## Data extract
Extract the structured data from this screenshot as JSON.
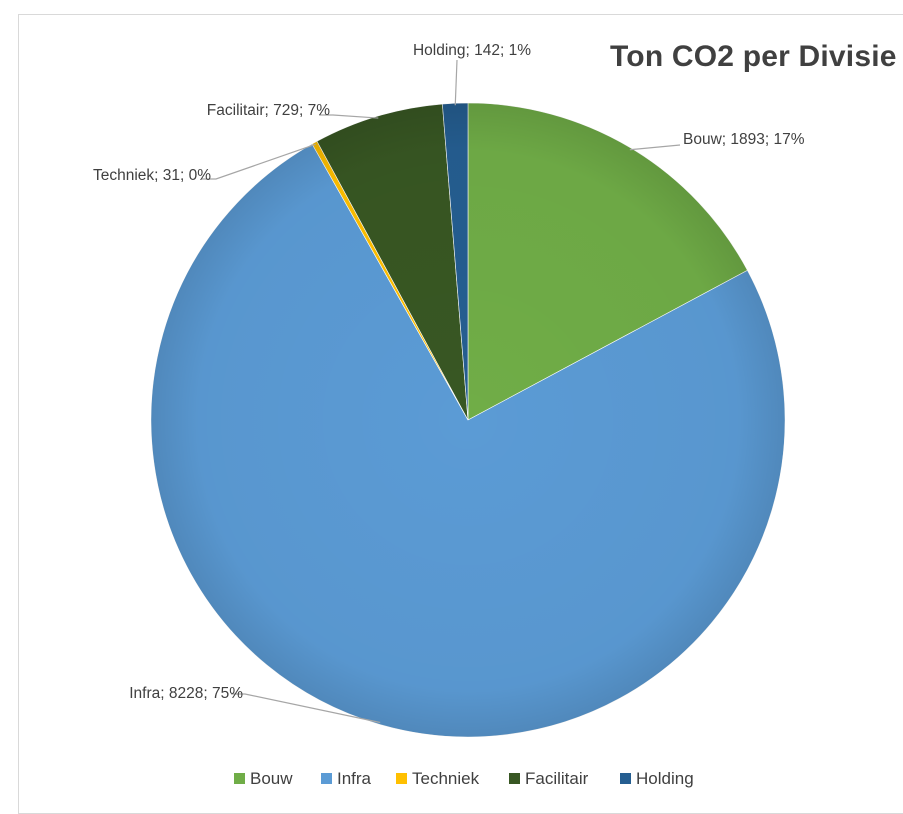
{
  "chart_data": {
    "type": "pie",
    "title": "Ton CO2 per Divisie",
    "slices": [
      {
        "name": "Bouw",
        "value": 1893,
        "percent": "17%",
        "color": "#70ad47",
        "label": "Bouw; 1893; 17%"
      },
      {
        "name": "Infra",
        "value": 8228,
        "percent": "75%",
        "color": "#5b9bd5",
        "label": "Infra; 8228; 75%"
      },
      {
        "name": "Techniek",
        "value": 31,
        "percent": "0%",
        "color": "#ffc000",
        "label": "Techniek; 31; 0%"
      },
      {
        "name": "Facilitair",
        "value": 729,
        "percent": "7%",
        "color": "#385723",
        "label": "Facilitair; 729; 7%"
      },
      {
        "name": "Holding",
        "value": 142,
        "percent": "1%",
        "color": "#255e91",
        "label": "Holding; 142; 1%"
      }
    ],
    "legend": {
      "position": "bottom",
      "entries": [
        "Bouw",
        "Infra",
        "Techniek",
        "Facilitair",
        "Holding"
      ]
    }
  }
}
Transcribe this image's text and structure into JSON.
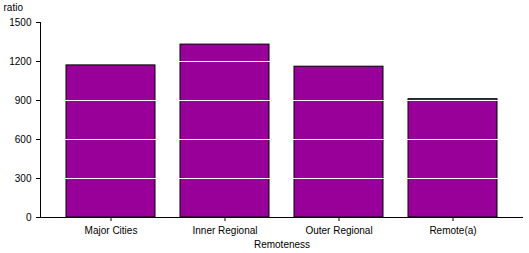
{
  "chart_data": {
    "type": "bar",
    "categories": [
      "Major Cities",
      "Inner Regional",
      "Outer Regional",
      "Remote(a)"
    ],
    "values": [
      1170,
      1330,
      1160,
      910
    ],
    "color": "#990099",
    "x_label": "Remoteness",
    "y_label": "ratio",
    "ylim": [
      0,
      1500
    ],
    "yticks": [
      0,
      300,
      600,
      900,
      1200,
      1500
    ],
    "grid": true
  }
}
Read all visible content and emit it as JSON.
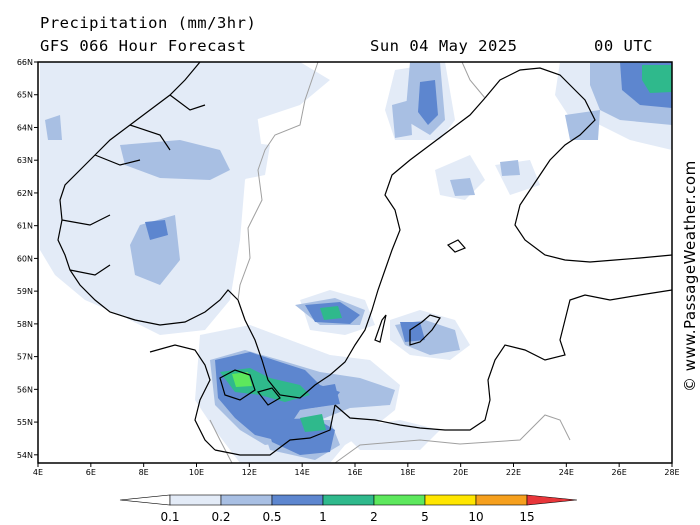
{
  "header": {
    "title": "Precipitation (mm/3hr)",
    "subtitle": "GFS 066 Hour Forecast",
    "date": "Sun 04 May 2025",
    "time": "00 UTC"
  },
  "credit": "© www.PassageWeather.com",
  "map": {
    "lon_range": [
      4,
      28
    ],
    "lat_range": [
      53.75,
      66
    ],
    "lat_labels": [
      "66N",
      "65N",
      "64N",
      "63N",
      "62N",
      "61N",
      "60N",
      "59N",
      "58N",
      "57N",
      "56N",
      "55N",
      "54N"
    ],
    "lat_values": [
      66,
      65,
      64,
      63,
      62,
      61,
      60,
      59,
      58,
      57,
      56,
      55,
      54
    ],
    "lon_labels": [
      "4E",
      "6E",
      "8E",
      "10E",
      "12E",
      "14E",
      "16E",
      "18E",
      "20E",
      "22E",
      "24E",
      "26E",
      "28E"
    ],
    "lon_values": [
      4,
      6,
      8,
      10,
      12,
      14,
      16,
      18,
      20,
      22,
      24,
      26,
      28
    ],
    "water_color": "#ffffff",
    "coast_color": "#000000",
    "border_color": "#a0a0a0"
  },
  "colorbar": {
    "labels": [
      "0.1",
      "0.2",
      "0.5",
      "1",
      "2",
      "5",
      "10",
      "15"
    ],
    "colors": [
      "#ffffff",
      "#e3ebf7",
      "#a8bfe3",
      "#5d86cf",
      "#2fb98c",
      "#5de85d",
      "#ffe600",
      "#f6a01e",
      "#e8363a"
    ]
  }
}
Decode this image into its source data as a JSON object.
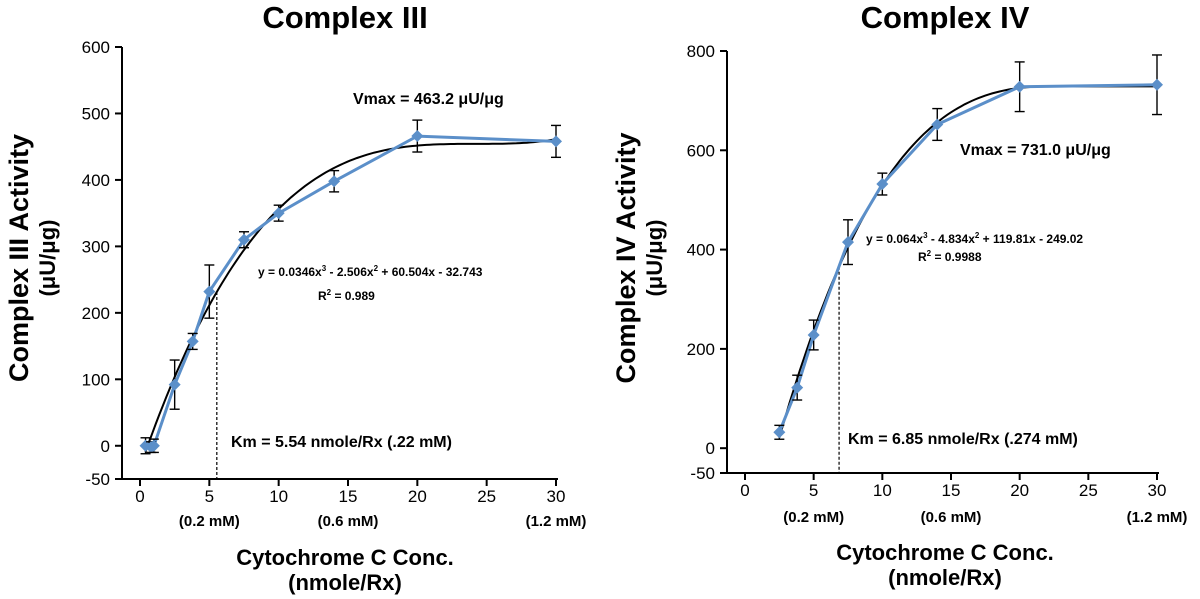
{
  "chart_data": [
    {
      "type": "line",
      "title": "Complex III",
      "ylabel": "Complex III Activity",
      "ylabel_unit": "(μU/μg)",
      "xlabel": "Cytochrome C Conc.",
      "xlabel_unit": "(nmole/Rx)",
      "xlim": [
        0,
        30
      ],
      "ylim": [
        -50,
        600
      ],
      "xticks": [
        0,
        5,
        10,
        15,
        20,
        25,
        30
      ],
      "yticks": [
        600,
        500,
        400,
        300,
        200,
        100,
        0,
        -50
      ],
      "sub_ticks": [
        {
          "x": 5,
          "label": "(0.2 mM)"
        },
        {
          "x": 15,
          "label": "(0.6 mM)"
        },
        {
          "x": 30,
          "label": "(1.2 mM)"
        }
      ],
      "series": [
        {
          "x": [
            0.4,
            0.8,
            1.0,
            2.5,
            3.8,
            5.0,
            7.5,
            10.0,
            14.0,
            20.0,
            30.0
          ],
          "y": [
            0,
            -2,
            0,
            92,
            157,
            232,
            310,
            350,
            398,
            466,
            458
          ],
          "err": [
            12,
            8,
            10,
            37,
            12,
            40,
            12,
            12,
            16,
            24,
            24
          ]
        }
      ],
      "fit": {
        "a": 0.0346,
        "b": -2.506,
        "c": 60.504,
        "d": -32.743
      },
      "equation": "y = 0.0346x",
      "equation_parts": [
        "y = 0.0346x",
        "3",
        " - 2.506x",
        "2",
        " + 60.504x - 32.743"
      ],
      "r2_prefix": "R",
      "r2_sup": "2",
      "r2_value": " = 0.989",
      "vmax": "Vmax = 463.2 μU/μg",
      "km": "Km = 5.54 nmole/Rx (.22 mM)",
      "km_x": 5.54
    },
    {
      "type": "line",
      "title": "Complex IV",
      "ylabel": "Complex IV Activity",
      "ylabel_unit": "(μU/μg)",
      "xlabel": "Cytochrome C Conc.",
      "xlabel_unit": "(nmole/Rx)",
      "xlim": [
        0,
        30
      ],
      "ylim": [
        -50,
        800
      ],
      "xticks": [
        0,
        5,
        10,
        15,
        20,
        25,
        30
      ],
      "yticks": [
        800,
        600,
        400,
        200,
        0,
        -50
      ],
      "sub_ticks": [
        {
          "x": 5,
          "label": "(0.2 mM)"
        },
        {
          "x": 15,
          "label": "(0.6 mM)"
        },
        {
          "x": 30,
          "label": "(1.2 mM)"
        }
      ],
      "series": [
        {
          "x": [
            2.5,
            3.8,
            5.0,
            7.5,
            10.0,
            14.0,
            20.0,
            30.0
          ],
          "y": [
            32,
            122,
            228,
            415,
            532,
            652,
            728,
            732
          ],
          "err": [
            14,
            25,
            30,
            45,
            22,
            32,
            50,
            60
          ]
        }
      ],
      "fit": {
        "a": 0.064,
        "b": -4.834,
        "c": 119.81,
        "d": -249.02
      },
      "equation_parts": [
        "y = 0.064x",
        "3",
        " - 4.834x",
        "2",
        " + 119.81x - 249.02"
      ],
      "r2_prefix": "R",
      "r2_sup": "2",
      "r2_value": " = 0.9988",
      "vmax": "Vmax = 731.0 μU/μg",
      "km": "Km = 6.85 nmole/Rx (.274 mM)",
      "km_x": 6.85
    }
  ]
}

## Instruction
Leave images out of the retyped records; keep all else exact.

## Exercise solution
Extract the structured data from this screenshot as JSON.
{
  "chart_data": {
    "type": "pie",
    "title": "Ton CO2 per Divisie",
    "slices": [
      {
        "name": "Bouw",
        "value": 1893,
        "percent": "17%",
        "color": "#70ad47",
        "label": "Bouw; 1893; 17%"
      },
      {
        "name": "Infra",
        "value": 8228,
        "percent": "75%",
        "color": "#5b9bd5",
        "label": "Infra; 8228; 75%"
      },
      {
        "name": "Techniek",
        "value": 31,
        "percent": "0%",
        "color": "#ffc000",
        "label": "Techniek; 31; 0%"
      },
      {
        "name": "Facilitair",
        "value": 729,
        "percent": "7%",
        "color": "#385723",
        "label": "Facilitair; 729; 7%"
      },
      {
        "name": "Holding",
        "value": 142,
        "percent": "1%",
        "color": "#255e91",
        "label": "Holding; 142; 1%"
      }
    ],
    "legend": {
      "position": "bottom",
      "entries": [
        "Bouw",
        "Infra",
        "Techniek",
        "Facilitair",
        "Holding"
      ]
    }
  }
}
Transcribe this image's text and structure into JSON.
{
  "chart_data": {
    "type": "bar",
    "categories": [
      "Major Cities",
      "Inner Regional",
      "Outer Regional",
      "Remote(a)"
    ],
    "values": [
      1170,
      1330,
      1160,
      910
    ],
    "color": "#990099",
    "x_label": "Remoteness",
    "y_label": "ratio",
    "ylim": [
      0,
      1500
    ],
    "yticks": [
      0,
      300,
      600,
      900,
      1200,
      1500
    ],
    "grid": true
  }
}
Read all visible content and emit it as JSON.
{
  "header": {
    "title": "Precipitation (mm/3hr)",
    "subtitle": "GFS 066 Hour Forecast",
    "date": "Sun 04 May 2025",
    "time": "00 UTC"
  },
  "credit": "© www.PassageWeather.com",
  "map": {
    "lon_range": [
      4,
      28
    ],
    "lat_range": [
      53.75,
      66
    ],
    "lat_labels": [
      "66N",
      "65N",
      "64N",
      "63N",
      "62N",
      "61N",
      "60N",
      "59N",
      "58N",
      "57N",
      "56N",
      "55N",
      "54N"
    ],
    "lat_values": [
      66,
      65,
      64,
      63,
      62,
      61,
      60,
      59,
      58,
      57,
      56,
      55,
      54
    ],
    "lon_labels": [
      "4E",
      "6E",
      "8E",
      "10E",
      "12E",
      "14E",
      "16E",
      "18E",
      "20E",
      "22E",
      "24E",
      "26E",
      "28E"
    ],
    "lon_values": [
      4,
      6,
      8,
      10,
      12,
      14,
      16,
      18,
      20,
      22,
      24,
      26,
      28
    ],
    "water_color": "#ffffff",
    "coast_color": "#000000",
    "border_color": "#a0a0a0"
  },
  "colorbar": {
    "labels": [
      "0.1",
      "0.2",
      "0.5",
      "1",
      "2",
      "5",
      "10",
      "15"
    ],
    "colors": [
      "#ffffff",
      "#e3ebf7",
      "#a8bfe3",
      "#5d86cf",
      "#2fb98c",
      "#5de85d",
      "#ffe600",
      "#f6a01e",
      "#e8363a"
    ]
  }
}
Decode this image into its source data as a JSON object.
{
  "chart_data": [
    {
      "type": "line",
      "title": "Complex III",
      "ylabel": "Complex III Activity",
      "ylabel_unit": "(μU/μg)",
      "xlabel": "Cytochrome C Conc.",
      "xlabel_unit": "(nmole/Rx)",
      "xlim": [
        0,
        30
      ],
      "ylim": [
        -50,
        600
      ],
      "xticks": [
        0,
        5,
        10,
        15,
        20,
        25,
        30
      ],
      "yticks": [
        600,
        500,
        400,
        300,
        200,
        100,
        0,
        -50
      ],
      "sub_ticks": [
        {
          "x": 5,
          "label": "(0.2 mM)"
        },
        {
          "x": 15,
          "label": "(0.6 mM)"
        },
        {
          "x": 30,
          "label": "(1.2 mM)"
        }
      ],
      "series": [
        {
          "x": [
            0.4,
            0.8,
            1.0,
            2.5,
            3.8,
            5.0,
            7.5,
            10.0,
            14.0,
            20.0,
            30.0
          ],
          "y": [
            0,
            -2,
            0,
            92,
            157,
            232,
            310,
            350,
            398,
            466,
            458
          ],
          "err": [
            12,
            8,
            10,
            37,
            12,
            40,
            12,
            12,
            16,
            24,
            24
          ]
        }
      ],
      "fit": {
        "a": 0.0346,
        "b": -2.506,
        "c": 60.504,
        "d": -32.743
      },
      "equation": "y = 0.0346x",
      "equation_parts": [
        "y = 0.0346x",
        "3",
        " - 2.506x",
        "2",
        " + 60.504x - 32.743"
      ],
      "r2_prefix": "R",
      "r2_sup": "2",
      "r2_value": " = 0.989",
      "vmax": "Vmax = 463.2 μU/μg",
      "km": "Km = 5.54 nmole/Rx (.22 mM)",
      "km_x": 5.54
    },
    {
      "type": "line",
      "title": "Complex IV",
      "ylabel": "Complex IV Activity",
      "ylabel_unit": "(μU/μg)",
      "xlabel": "Cytochrome C Conc.",
      "xlabel_unit": "(nmole/Rx)",
      "xlim": [
        0,
        30
      ],
      "ylim": [
        -50,
        800
      ],
      "xticks": [
        0,
        5,
        10,
        15,
        20,
        25,
        30
      ],
      "yticks": [
        800,
        600,
        400,
        200,
        0,
        -50
      ],
      "sub_ticks": [
        {
          "x": 5,
          "label": "(0.2 mM)"
        },
        {
          "x": 15,
          "label": "(0.6 mM)"
        },
        {
          "x": 30,
          "label": "(1.2 mM)"
        }
      ],
      "series": [
        {
          "x": [
            2.5,
            3.8,
            5.0,
            7.5,
            10.0,
            14.0,
            20.0,
            30.0
          ],
          "y": [
            32,
            122,
            228,
            415,
            532,
            652,
            728,
            732
          ],
          "err": [
            14,
            25,
            30,
            45,
            22,
            32,
            50,
            60
          ]
        }
      ],
      "fit": {
        "a": 0.064,
        "b": -4.834,
        "c": 119.81,
        "d": -249.02
      },
      "equation_parts": [
        "y = 0.064x",
        "3",
        " - 4.834x",
        "2",
        " + 119.81x - 249.02"
      ],
      "r2_prefix": "R",
      "r2_sup": "2",
      "r2_value": " = 0.9988",
      "vmax": "Vmax = 731.0 μU/μg",
      "km": "Km = 6.85 nmole/Rx (.274 mM)",
      "km_x": 6.85
    }
  ]
}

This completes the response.